+++ Given data +++
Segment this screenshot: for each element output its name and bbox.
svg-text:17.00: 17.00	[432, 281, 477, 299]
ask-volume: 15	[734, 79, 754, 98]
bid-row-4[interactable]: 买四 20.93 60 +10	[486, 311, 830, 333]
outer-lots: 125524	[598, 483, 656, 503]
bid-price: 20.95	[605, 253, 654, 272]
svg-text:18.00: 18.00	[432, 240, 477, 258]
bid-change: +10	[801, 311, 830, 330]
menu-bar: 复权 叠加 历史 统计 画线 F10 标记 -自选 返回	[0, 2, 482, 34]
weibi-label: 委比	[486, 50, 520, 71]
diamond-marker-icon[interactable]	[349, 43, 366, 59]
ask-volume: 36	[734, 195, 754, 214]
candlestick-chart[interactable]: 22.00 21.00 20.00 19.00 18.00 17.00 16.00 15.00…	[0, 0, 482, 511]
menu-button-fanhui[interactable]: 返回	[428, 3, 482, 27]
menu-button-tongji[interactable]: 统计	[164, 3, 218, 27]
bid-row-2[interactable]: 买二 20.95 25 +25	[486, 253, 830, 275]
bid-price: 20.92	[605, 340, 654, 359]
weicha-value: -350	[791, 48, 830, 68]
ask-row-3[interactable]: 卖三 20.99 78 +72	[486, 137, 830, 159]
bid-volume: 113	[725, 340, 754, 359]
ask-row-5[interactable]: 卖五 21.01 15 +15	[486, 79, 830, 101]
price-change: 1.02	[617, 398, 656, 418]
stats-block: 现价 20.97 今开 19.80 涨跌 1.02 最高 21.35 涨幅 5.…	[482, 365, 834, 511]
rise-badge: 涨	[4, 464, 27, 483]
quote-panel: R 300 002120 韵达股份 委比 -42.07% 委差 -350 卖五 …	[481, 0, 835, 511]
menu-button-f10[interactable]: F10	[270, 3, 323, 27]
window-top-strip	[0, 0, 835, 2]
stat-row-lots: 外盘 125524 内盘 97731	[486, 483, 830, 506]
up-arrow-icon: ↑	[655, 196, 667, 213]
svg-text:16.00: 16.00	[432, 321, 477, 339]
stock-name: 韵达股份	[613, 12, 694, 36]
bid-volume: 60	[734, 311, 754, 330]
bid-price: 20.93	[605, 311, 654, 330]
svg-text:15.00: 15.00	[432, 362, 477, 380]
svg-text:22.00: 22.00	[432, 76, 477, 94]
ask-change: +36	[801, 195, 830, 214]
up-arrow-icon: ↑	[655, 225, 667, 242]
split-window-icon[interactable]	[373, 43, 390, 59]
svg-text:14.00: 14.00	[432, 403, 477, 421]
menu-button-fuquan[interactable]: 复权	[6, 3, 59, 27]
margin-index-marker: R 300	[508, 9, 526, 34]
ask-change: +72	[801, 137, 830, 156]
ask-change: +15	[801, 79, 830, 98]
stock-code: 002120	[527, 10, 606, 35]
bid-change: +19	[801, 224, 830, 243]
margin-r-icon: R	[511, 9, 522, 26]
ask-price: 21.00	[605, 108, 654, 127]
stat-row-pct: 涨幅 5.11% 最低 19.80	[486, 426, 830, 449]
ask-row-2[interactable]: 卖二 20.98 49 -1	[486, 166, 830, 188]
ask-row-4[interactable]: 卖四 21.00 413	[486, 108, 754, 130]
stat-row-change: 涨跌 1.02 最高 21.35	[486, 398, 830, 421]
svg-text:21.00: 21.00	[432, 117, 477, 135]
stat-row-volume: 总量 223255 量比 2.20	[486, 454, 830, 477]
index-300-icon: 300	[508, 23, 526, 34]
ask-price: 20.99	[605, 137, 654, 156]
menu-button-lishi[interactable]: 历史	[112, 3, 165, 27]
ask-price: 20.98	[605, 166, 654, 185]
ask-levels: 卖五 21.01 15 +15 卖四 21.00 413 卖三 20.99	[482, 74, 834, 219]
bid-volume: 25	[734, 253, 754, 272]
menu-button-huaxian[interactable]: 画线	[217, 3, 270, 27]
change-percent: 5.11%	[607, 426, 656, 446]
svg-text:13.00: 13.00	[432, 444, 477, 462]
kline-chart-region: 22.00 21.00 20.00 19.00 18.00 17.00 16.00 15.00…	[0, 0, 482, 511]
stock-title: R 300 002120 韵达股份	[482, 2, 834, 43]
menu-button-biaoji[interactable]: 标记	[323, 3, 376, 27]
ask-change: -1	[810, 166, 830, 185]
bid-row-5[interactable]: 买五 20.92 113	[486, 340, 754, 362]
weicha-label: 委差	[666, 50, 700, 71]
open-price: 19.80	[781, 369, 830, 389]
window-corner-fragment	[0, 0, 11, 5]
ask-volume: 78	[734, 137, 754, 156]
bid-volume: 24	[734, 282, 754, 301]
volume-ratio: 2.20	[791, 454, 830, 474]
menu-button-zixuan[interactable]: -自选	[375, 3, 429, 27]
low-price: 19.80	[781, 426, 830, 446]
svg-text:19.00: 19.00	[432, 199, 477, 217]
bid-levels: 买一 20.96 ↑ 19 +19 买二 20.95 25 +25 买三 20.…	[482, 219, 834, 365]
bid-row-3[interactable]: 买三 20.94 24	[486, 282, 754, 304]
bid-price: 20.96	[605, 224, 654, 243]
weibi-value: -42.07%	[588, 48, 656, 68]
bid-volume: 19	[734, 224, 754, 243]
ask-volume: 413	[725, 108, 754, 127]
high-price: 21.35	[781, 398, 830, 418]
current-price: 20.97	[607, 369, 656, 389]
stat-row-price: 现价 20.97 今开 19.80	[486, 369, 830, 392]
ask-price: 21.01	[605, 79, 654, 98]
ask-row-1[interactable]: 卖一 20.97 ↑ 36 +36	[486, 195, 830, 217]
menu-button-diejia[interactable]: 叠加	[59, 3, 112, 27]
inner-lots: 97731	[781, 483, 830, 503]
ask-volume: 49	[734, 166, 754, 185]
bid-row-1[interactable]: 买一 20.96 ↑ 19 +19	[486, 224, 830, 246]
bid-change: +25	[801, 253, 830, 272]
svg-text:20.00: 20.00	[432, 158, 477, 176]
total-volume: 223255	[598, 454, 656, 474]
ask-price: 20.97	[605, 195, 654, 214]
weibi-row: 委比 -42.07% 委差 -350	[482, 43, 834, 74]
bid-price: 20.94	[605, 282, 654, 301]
+++
▸ **Task objective**:
Turn every line in the records into a numbered list, leaving out any blank lines.

▸ **Answer to the exercise**:
1. Segment this screenshot: for each element output its name and bbox.
2. svg-text:17.00: 17.00	[432, 281, 477, 299]
3. ask-volume: 15	[734, 79, 754, 98]
4. bid-row-4[interactable]: 买四 20.93 60 +10	[486, 311, 830, 333]
5. outer-lots: 125524	[598, 483, 656, 503]
6. bid-price: 20.95	[605, 253, 654, 272]
7. svg-text:18.00: 18.00	[432, 240, 477, 258]
8. bid-change: +10	[801, 311, 830, 330]
9. menu-bar: 复权 叠加 历史 统计 画线 F10 标记 -自选 返回	[0, 2, 482, 34]
10. weibi-label: 委比	[486, 50, 520, 71]
11. diamond-marker-icon[interactable]	[349, 43, 366, 59]
12. ask-volume: 36	[734, 195, 754, 214]
13. candlestick-chart[interactable]: 22.00 21.00 20.00 19.00 18.00 17.00 16.00 15.00…	[0, 0, 482, 511]
14. menu-button-fanhui[interactable]: 返回	[428, 3, 482, 27]
15. menu-button-tongji[interactable]: 统计	[164, 3, 218, 27]
16. bid-row-2[interactable]: 买二 20.95 25 +25	[486, 253, 830, 275]
17. bid-price: 20.92	[605, 340, 654, 359]
18. weicha-value: -350	[791, 48, 830, 68]
19. ask-row-3[interactable]: 卖三 20.99 78 +72	[486, 137, 830, 159]
20. bid-volume: 113	[725, 340, 754, 359]
21. ask-row-5[interactable]: 卖五 21.01 15 +15	[486, 79, 830, 101]
22. price-change: 1.02	[617, 398, 656, 418]
23. stats-block: 现价 20.97 今开 19.80 涨跌 1.02 最高 21.35 涨幅 5.…	[482, 365, 834, 511]
24. rise-badge: 涨	[4, 464, 27, 483]
25. quote-panel: R 300 002120 韵达股份 委比 -42.07% 委差 -350 卖五 …	[481, 0, 835, 511]
26. menu-button-f10[interactable]: F10	[270, 3, 323, 27]
27. window-top-strip	[0, 0, 835, 2]
28. stat-row-lots: 外盘 125524 内盘 97731	[486, 483, 830, 506]
29. up-arrow-icon: ↑	[655, 196, 667, 213]
30. svg-text:16.00: 16.00	[432, 321, 477, 339]
31. stock-name: 韵达股份	[613, 12, 694, 36]
32. bid-volume: 60	[734, 311, 754, 330]
33. bid-price: 20.93	[605, 311, 654, 330]
34. svg-text:15.00: 15.00	[432, 362, 477, 380]
35. svg-text:22.00: 22.00	[432, 76, 477, 94]
36. ask-change: +36	[801, 195, 830, 214]
37. up-arrow-icon: ↑	[655, 225, 667, 242]
38. split-window-icon[interactable]	[373, 43, 390, 59]
39. svg-text:14.00: 14.00	[432, 403, 477, 421]
40. menu-button-fuquan[interactable]: 复权	[6, 3, 59, 27]
41. margin-index-marker: R 300	[508, 9, 526, 34]
42. ask-change: +72	[801, 137, 830, 156]
43. ask-change: +15	[801, 79, 830, 98]
44. stock-code: 002120	[527, 10, 606, 35]
45. bid-change: +19	[801, 224, 830, 243]
46. margin-r-icon: R	[511, 9, 522, 26]
47. ask-price: 21.00	[605, 108, 654, 127]
48. stat-row-pct: 涨幅 5.11% 最低 19.80	[486, 426, 830, 449]
49. ask-row-2[interactable]: 卖二 20.98 49 -1	[486, 166, 830, 188]
50. ask-row-4[interactable]: 卖四 21.00 413	[486, 108, 754, 130]
51. stat-row-change: 涨跌 1.02 最高 21.35	[486, 398, 830, 421]
52. svg-text:21.00: 21.00	[432, 117, 477, 135]
53. stat-row-volume: 总量 223255 量比 2.20	[486, 454, 830, 477]
54. index-300-icon: 300	[508, 23, 526, 34]
55. ask-price: 20.99	[605, 137, 654, 156]
56. menu-button-lishi[interactable]: 历史	[112, 3, 165, 27]
57. ask-price: 20.98	[605, 166, 654, 185]
58. ask-levels: 卖五 21.01 15 +15 卖四 21.00 413 卖三 20.99	[482, 74, 834, 219]
59. bid-volume: 25	[734, 253, 754, 272]
60. menu-button-huaxian[interactable]: 画线	[217, 3, 270, 27]
61. change-percent: 5.11%	[607, 426, 656, 446]
62. svg-text:13.00: 13.00	[432, 444, 477, 462]
63. kline-chart-region: 22.00 21.00 20.00 19.00 18.00 17.00 16.00 15.00…	[0, 0, 482, 511]
64. stock-title: R 300 002120 韵达股份	[482, 2, 834, 43]
65. menu-button-biaoji[interactable]: 标记	[323, 3, 376, 27]
66. ask-change: -1	[810, 166, 830, 185]
67. bid-row-5[interactable]: 买五 20.92 113	[486, 340, 754, 362]
68. weicha-label: 委差	[666, 50, 700, 71]
69. open-price: 19.80	[781, 369, 830, 389]
70. window-corner-fragment	[0, 0, 11, 5]
71. ask-volume: 78	[734, 137, 754, 156]
72. bid-volume: 24	[734, 282, 754, 301]
73. volume-ratio: 2.20	[791, 454, 830, 474]
74. menu-button-zixuan[interactable]: -自选	[375, 3, 429, 27]
75. low-price: 19.80	[781, 426, 830, 446]
76. svg-text:19.00: 19.00	[432, 199, 477, 217]
77. bid-levels: 买一 20.96 ↑ 19 +19 买二 20.95 25 +25 买三 20.…	[482, 219, 834, 365]
78. bid-row-3[interactable]: 买三 20.94 24	[486, 282, 754, 304]
79. bid-price: 20.96	[605, 224, 654, 243]
80. weibi-value: -42.07%	[588, 48, 656, 68]
81. bid-volume: 19	[734, 224, 754, 243]
82. ask-volume: 413	[725, 108, 754, 127]
83. high-price: 21.35	[781, 398, 830, 418]
84. current-price: 20.97	[607, 369, 656, 389]
85. stat-row-price: 现价 20.97 今开 19.80	[486, 369, 830, 392]
86. ask-price: 21.01	[605, 79, 654, 98]
87. ask-row-1[interactable]: 卖一 20.97 ↑ 36 +36	[486, 195, 830, 217]
88. menu-button-diejia[interactable]: 叠加	[59, 3, 112, 27]
89. inner-lots: 97731	[781, 483, 830, 503]
90. ask-volume: 49	[734, 166, 754, 185]
91. bid-row-1[interactable]: 买一 20.96 ↑ 19 +19	[486, 224, 830, 246]
92. bid-change: +25	[801, 253, 830, 272]
93. svg-text:20.00: 20.00	[432, 158, 477, 176]
94. total-volume: 223255	[598, 454, 656, 474]
95. ask-price: 20.97	[605, 195, 654, 214]
96. weibi-row: 委比 -42.07% 委差 -350	[482, 43, 834, 74]
97. bid-price: 20.94	[605, 282, 654, 301]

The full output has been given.